Records:
begin
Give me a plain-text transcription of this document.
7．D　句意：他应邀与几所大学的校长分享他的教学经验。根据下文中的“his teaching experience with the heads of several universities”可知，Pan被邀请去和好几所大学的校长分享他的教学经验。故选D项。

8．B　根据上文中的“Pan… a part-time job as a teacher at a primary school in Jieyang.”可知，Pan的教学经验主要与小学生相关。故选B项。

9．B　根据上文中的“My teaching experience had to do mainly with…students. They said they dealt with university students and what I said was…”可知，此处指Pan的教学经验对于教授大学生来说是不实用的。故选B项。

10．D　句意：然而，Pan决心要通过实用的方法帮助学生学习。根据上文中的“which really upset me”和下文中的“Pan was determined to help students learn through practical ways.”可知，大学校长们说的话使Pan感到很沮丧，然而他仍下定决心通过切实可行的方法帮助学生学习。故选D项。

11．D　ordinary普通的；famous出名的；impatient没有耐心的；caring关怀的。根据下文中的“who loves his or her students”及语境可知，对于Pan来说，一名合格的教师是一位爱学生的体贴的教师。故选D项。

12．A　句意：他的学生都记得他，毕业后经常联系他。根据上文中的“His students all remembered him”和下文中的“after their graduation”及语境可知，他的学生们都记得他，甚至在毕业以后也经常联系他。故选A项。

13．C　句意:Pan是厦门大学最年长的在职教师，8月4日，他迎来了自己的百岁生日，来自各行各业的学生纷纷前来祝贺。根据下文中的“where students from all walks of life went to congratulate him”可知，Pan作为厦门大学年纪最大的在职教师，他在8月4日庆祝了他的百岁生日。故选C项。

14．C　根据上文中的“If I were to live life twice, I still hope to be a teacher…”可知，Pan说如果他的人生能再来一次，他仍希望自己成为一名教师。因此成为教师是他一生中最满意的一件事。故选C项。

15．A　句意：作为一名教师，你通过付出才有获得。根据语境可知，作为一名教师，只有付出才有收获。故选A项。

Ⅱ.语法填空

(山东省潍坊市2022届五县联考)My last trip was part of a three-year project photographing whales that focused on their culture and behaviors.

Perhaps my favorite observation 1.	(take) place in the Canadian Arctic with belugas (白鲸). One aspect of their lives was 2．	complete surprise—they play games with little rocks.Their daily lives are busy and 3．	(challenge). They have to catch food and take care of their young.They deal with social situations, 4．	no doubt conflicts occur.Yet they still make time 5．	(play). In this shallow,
end
Search the data for the string "teacher" and copy each line where it appears.

8．B　根据上文中的“Pan… a part-time job as a teacher at a primary school in Jieyang.”可知，Pan的教学经验主要与小学生相关。故选B项。
14．C　根据上文中的“If I were to live life twice, I still hope to be a teacher…”可知，Pan说如果他的人生能再来一次，他仍希望自己成为一名教师。因此成为教师是他一生中最满意的一件事。故选C项。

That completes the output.